Output the full listing below exactly as it reads, and skip anything that is a picture.

• • •

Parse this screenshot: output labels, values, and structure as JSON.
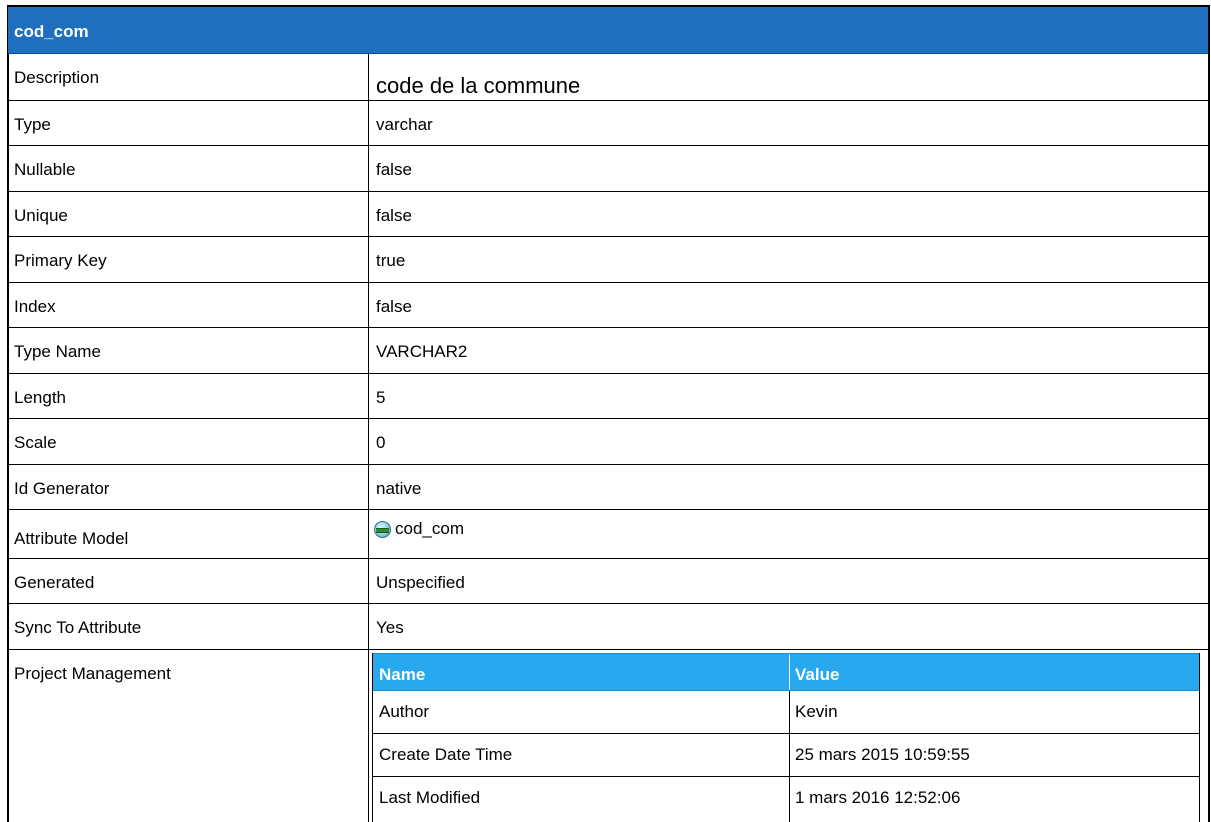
{
  "title": "cod_com",
  "properties": [
    {
      "label": "Description",
      "value": "code de la commune"
    },
    {
      "label": "Type",
      "value": "varchar"
    },
    {
      "label": "Nullable",
      "value": "false"
    },
    {
      "label": "Unique",
      "value": "false"
    },
    {
      "label": "Primary Key",
      "value": "true"
    },
    {
      "label": "Index",
      "value": "false"
    },
    {
      "label": "Type Name",
      "value": "VARCHAR2"
    },
    {
      "label": "Length",
      "value": "5"
    },
    {
      "label": "Scale",
      "value": "0"
    },
    {
      "label": "Id Generator",
      "value": "native"
    },
    {
      "label": "Attribute Model",
      "value": "cod_com",
      "icon": "attribute-icon"
    },
    {
      "label": "Generated",
      "value": "Unspecified"
    },
    {
      "label": "Sync To Attribute",
      "value": "Yes"
    }
  ],
  "project_management": {
    "label": "Project Management",
    "headers": {
      "name": "Name",
      "value": "Value"
    },
    "rows": [
      {
        "name": "Author",
        "value": "Kevin"
      },
      {
        "name": "Create Date Time",
        "value": "25 mars 2015 10:59:55"
      },
      {
        "name": "Last Modified",
        "value": "1 mars 2016 12:52:06"
      }
    ]
  },
  "colors": {
    "title_bar": "#1e6fbf",
    "nested_header": "#28a8ef"
  }
}
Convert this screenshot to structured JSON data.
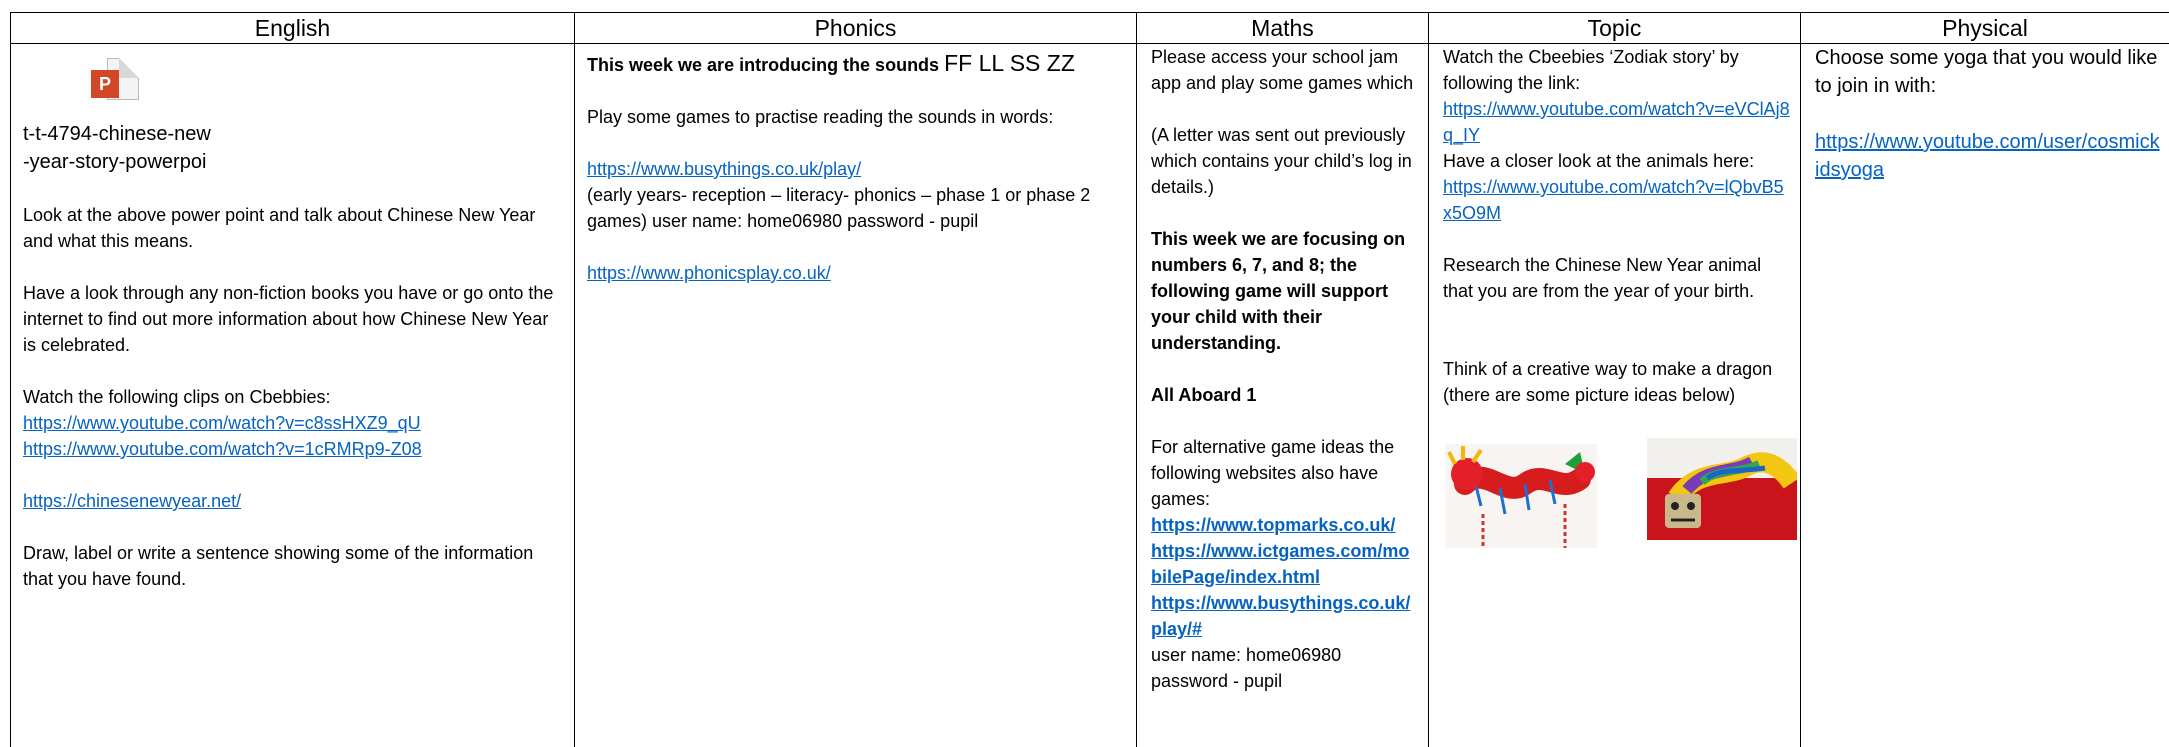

• • •

■ Worked answer:
Parse this screenshot: output labels, values, and structure as JSON.
{
  "title": "cod_com",
  "properties": [
    {
      "label": "Description",
      "value": "code de la commune"
    },
    {
      "label": "Type",
      "value": "varchar"
    },
    {
      "label": "Nullable",
      "value": "false"
    },
    {
      "label": "Unique",
      "value": "false"
    },
    {
      "label": "Primary Key",
      "value": "true"
    },
    {
      "label": "Index",
      "value": "false"
    },
    {
      "label": "Type Name",
      "value": "VARCHAR2"
    },
    {
      "label": "Length",
      "value": "5"
    },
    {
      "label": "Scale",
      "value": "0"
    },
    {
      "label": "Id Generator",
      "value": "native"
    },
    {
      "label": "Attribute Model",
      "value": "cod_com",
      "icon": "attribute-icon"
    },
    {
      "label": "Generated",
      "value": "Unspecified"
    },
    {
      "label": "Sync To Attribute",
      "value": "Yes"
    }
  ],
  "project_management": {
    "label": "Project Management",
    "headers": {
      "name": "Name",
      "value": "Value"
    },
    "rows": [
      {
        "name": "Author",
        "value": "Kevin"
      },
      {
        "name": "Create Date Time",
        "value": "25 mars 2015 10:59:55"
      },
      {
        "name": "Last Modified",
        "value": "1 mars 2016 12:52:06"
      }
    ]
  },
  "colors": {
    "title_bar": "#1e6fbf",
    "nested_header": "#28a8ef"
  }
}
Convert this screenshot to structured JSON data.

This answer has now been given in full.